AIM: Substitute "Frequency in MHz" for "Frequency (MHz)" in the records, beginning at the line that contains "series-line [619,672,896,723]" and stopping after the line that contains "series-line [613,386,901,528]". Return only those lines, with everything else unchanged.

(Box annotation data)
_ _ _ _ _

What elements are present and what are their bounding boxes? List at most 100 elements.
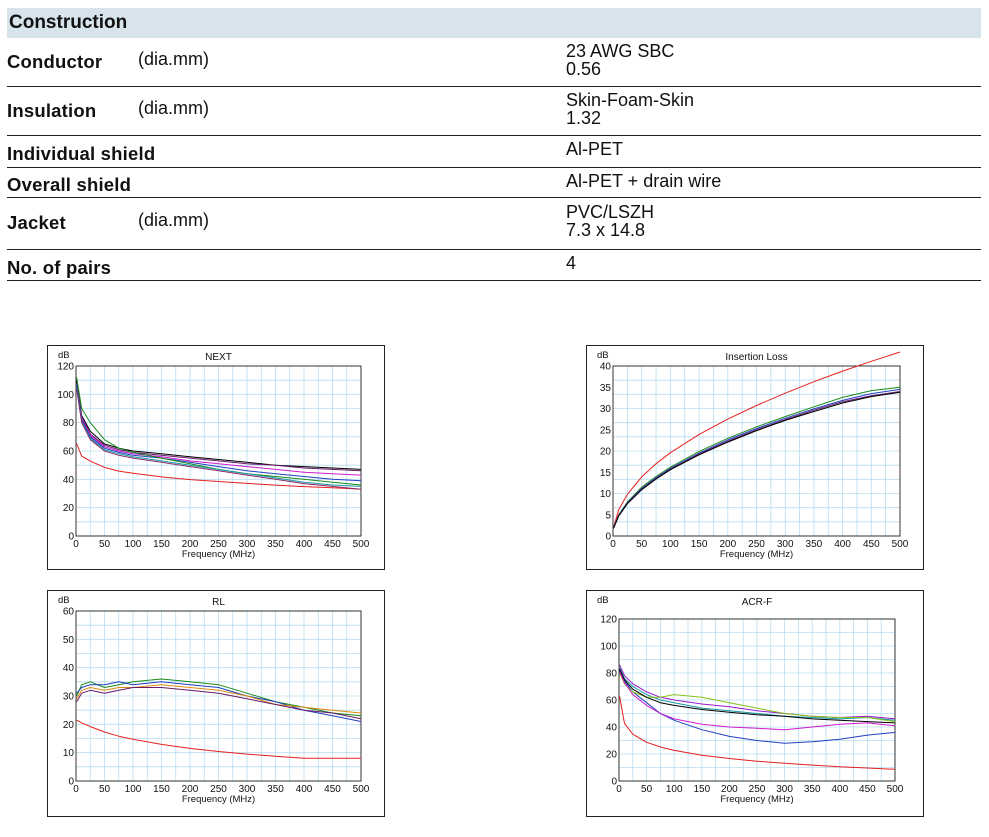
series-line [619,672,896,723]
series-line [76,388,362,490]
x-tick-label: 300 [776,784,793,795]
y-tick-label: 80 [63,418,75,429]
x-tick-label: 250 [749,784,766,795]
x-axis-label: Frequency (MHz) [720,794,793,805]
spec-value: Al-PET + drain wire [566,172,721,190]
plot-frame [612,365,901,537]
series-line [619,671,896,731]
construction-header: Construction [7,8,981,38]
y-tick-label: 40 [600,362,612,373]
x-tick-label: 450 [859,784,876,795]
spec-label: Insulation [7,100,97,121]
series-line [76,385,362,476]
series-line [76,384,362,482]
spec-value-line: 4 [566,253,577,273]
next-chart-svg: 0 50 100 150 200 250 300 350 400 450 500 0 20 40 60 80 1… [57,350,370,560]
y-tick-label: 0 [605,532,611,543]
y-tick-label: 5 [605,510,611,521]
y-tick-label: 40 [63,663,75,674]
y-tick-label: 50 [63,635,75,646]
y-tick-label: 60 [63,447,75,458]
series-line [76,387,362,487]
y-tick-label: 60 [606,696,618,707]
insertion-loss-chart: 0 50 100 150 200 250 300 350 400 450 500 0 5 10 15 20 25… [586,345,924,570]
series-line [76,687,362,720]
acr-f-chart-svg: 0 50 100 150 200 250 300 350 400 450 500 0 20 40 60 80 1… [597,595,904,805]
series-line [619,670,896,744]
x-axis-label: Frequency (MHz) [182,549,255,560]
y-tick-label: 40 [63,475,75,486]
spec-value: Skin-Foam-Skin 1.32 [566,91,694,127]
y-tick-label: 10 [63,748,75,759]
acr-f-chart: 0 50 100 150 200 250 300 350 400 450 500 0 20 40 60 80 1… [586,590,924,817]
x-tick-label: 50 [641,784,653,795]
spec-value-line: PVC/LSZH [566,202,655,222]
x-tick-label: 200 [721,784,738,795]
y-axis-label: dB [58,350,70,361]
x-tick-label: 450 [324,539,341,550]
y-tick-label: 25 [600,425,612,436]
x-tick-label: 300 [239,539,256,550]
x-tick-label: 200 [182,784,199,795]
x-tick-label: 150 [153,784,170,795]
spec-row-pairs: No. of pairs 4 [7,250,981,281]
series-line [76,380,362,470]
x-tick-label: 400 [834,539,851,550]
y-tick-label: 0 [68,777,74,788]
series-line [613,386,901,528]
spec-value-line: 1.32 [566,108,602,128]
x-tick-label: 250 [210,784,227,795]
x-tick-label: 200 [182,539,199,550]
x-tick-label: 0 [73,539,79,550]
series-line [613,351,901,528]
x-tick-label: 150 [153,539,170,550]
x-tick-label: 50 [99,539,111,550]
x-tick-label: 0 [610,539,616,550]
y-tick-label: 20 [63,503,75,514]
spec-label: Individual shield [7,143,156,164]
y-axis-label: dB [58,595,70,606]
spec-value-line: 7.3 x 14.8 [566,220,646,240]
x-tick-label: 350 [806,539,823,550]
x-tick-label: 400 [831,784,848,795]
series-line [76,377,362,486]
next-chart: 0 50 100 150 200 250 300 350 400 450 500 0 20 40 60 80 1… [47,345,385,570]
chart-title: Insertion Loss [725,352,787,363]
y-axis-label: dB [597,595,609,606]
x-tick-label: 400 [296,784,313,795]
x-tick-label: 100 [125,784,142,795]
y-tick-label: 10 [600,489,612,500]
y-tick-label: 40 [606,723,618,734]
series-line [619,696,896,770]
y-tick-label: 20 [63,720,75,731]
spec-value-line: 23 AWG SBC [566,41,675,61]
x-tick-label: 150 [693,784,710,795]
x-tick-label: 350 [267,539,284,550]
y-tick-label: 30 [63,692,75,703]
x-tick-label: 500 [353,539,370,550]
series-line [76,719,361,759]
spec-value-line: Skin-Foam-Skin [566,90,695,110]
y-tick-label: 30 [600,404,612,415]
x-tick-label: 250 [210,539,227,550]
plot-frame [618,618,896,782]
spec-row-insulation: Insulation (dia.mm) Skin-Foam-Skin 1.32 [7,87,981,136]
x-tick-label: 100 [666,784,683,795]
x-tick-label: 300 [777,539,794,550]
y-tick-label: 100 [600,642,617,653]
x-tick-label: 450 [863,539,880,550]
plot-frame [75,365,362,537]
x-axis-label: Frequency (MHz) [182,794,255,805]
spec-label: Overall shield [7,174,132,195]
spec-label: Jacket [7,212,66,233]
x-tick-label: 0 [73,784,79,795]
spec-value: Al-PET [566,140,623,158]
y-tick-label: 60 [63,607,75,618]
x-axis-label: Frequency (MHz) [720,549,793,560]
series-line [619,668,896,724]
x-tick-label: 300 [239,784,256,795]
x-tick-label: 500 [892,539,909,550]
y-tick-label: 20 [600,447,612,458]
y-tick-label: 80 [606,669,618,680]
insertion-loss-chart-svg: 0 50 100 150 200 250 300 350 400 450 500 0 5 10 15 20 25… [597,350,909,560]
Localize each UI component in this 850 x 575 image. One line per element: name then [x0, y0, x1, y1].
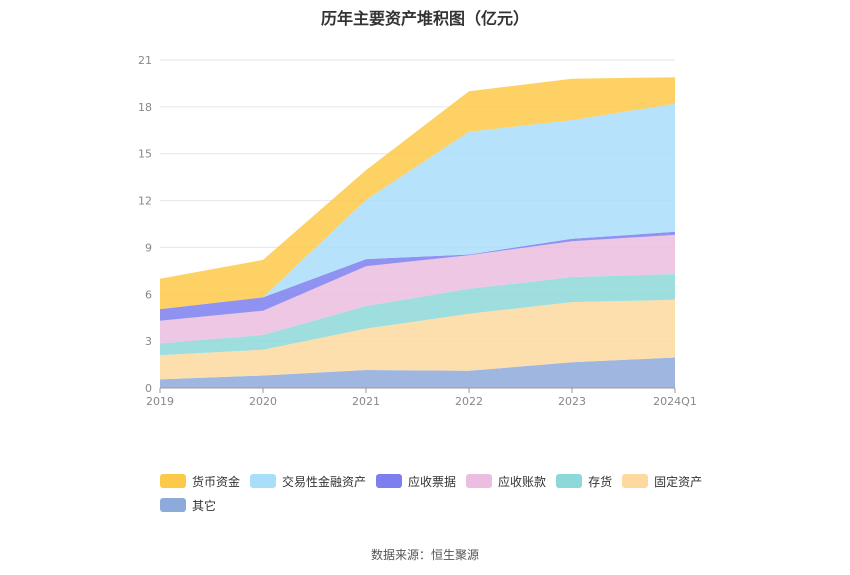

_ _ _ _ _

PROBLEM SOLUTION:
series-line [619,672,896,723]
series-line [76,388,362,490]
x-tick-label: 300 [776,784,793,795]
y-tick-label: 80 [63,418,75,429]
x-tick-label: 250 [749,784,766,795]
x-axis-label: Frequency in MHz [720,794,793,805]
spec-value: Al-PET + drain wire [566,172,721,190]
plot-frame [612,365,901,537]
series-line [619,671,896,731]
construction-header: Construction [7,8,981,38]
y-tick-label: 40 [600,362,612,373]
x-tick-label: 450 [859,784,876,795]
spec-label: Insulation [7,100,97,121]
series-line [76,385,362,476]
series-line [76,384,362,482]
spec-value-line: 4 [566,253,577,273]
next-chart-svg: 0 50 100 150 200 250 300 350 400 450 500 0 20 40 60 80 1… [57,350,370,560]
y-tick-label: 0 [605,532,611,543]
y-tick-label: 5 [605,510,611,521]
y-tick-label: 40 [63,663,75,674]
y-tick-label: 50 [63,635,75,646]
y-tick-label: 60 [63,447,75,458]
series-line [76,387,362,487]
y-tick-label: 60 [606,696,618,707]
insertion-loss-chart: 0 50 100 150 200 250 300 350 400 450 500 0 5 10 15 20 25… [586,345,924,570]
series-line [76,687,362,720]
acr-f-chart-svg: 0 50 100 150 200 250 300 350 400 450 500 0 20 40 60 80 1… [597,595,904,805]
series-line [619,670,896,744]
x-axis-label: Frequency in MHz [182,549,255,560]
y-tick-label: 40 [63,475,75,486]
spec-value: Skin-Foam-Skin 1.32 [566,91,694,127]
y-tick-label: 10 [63,748,75,759]
acr-f-chart: 0 50 100 150 200 250 300 350 400 450 500 0 20 40 60 80 1… [586,590,924,817]
x-tick-label: 50 [641,784,653,795]
spec-value-line: PVC/LSZH [566,202,655,222]
x-tick-label: 200 [721,784,738,795]
y-axis-label: dB [58,350,70,361]
x-tick-label: 450 [324,539,341,550]
y-tick-label: 25 [600,425,612,436]
x-tick-label: 300 [239,539,256,550]
x-tick-label: 200 [182,784,199,795]
x-tick-label: 150 [153,784,170,795]
spec-row-pairs: No. of pairs 4 [7,250,981,281]
series-line [76,380,362,470]
x-tick-label: 400 [834,539,851,550]
y-tick-label: 0 [68,777,74,788]
series-line [613,386,901,528]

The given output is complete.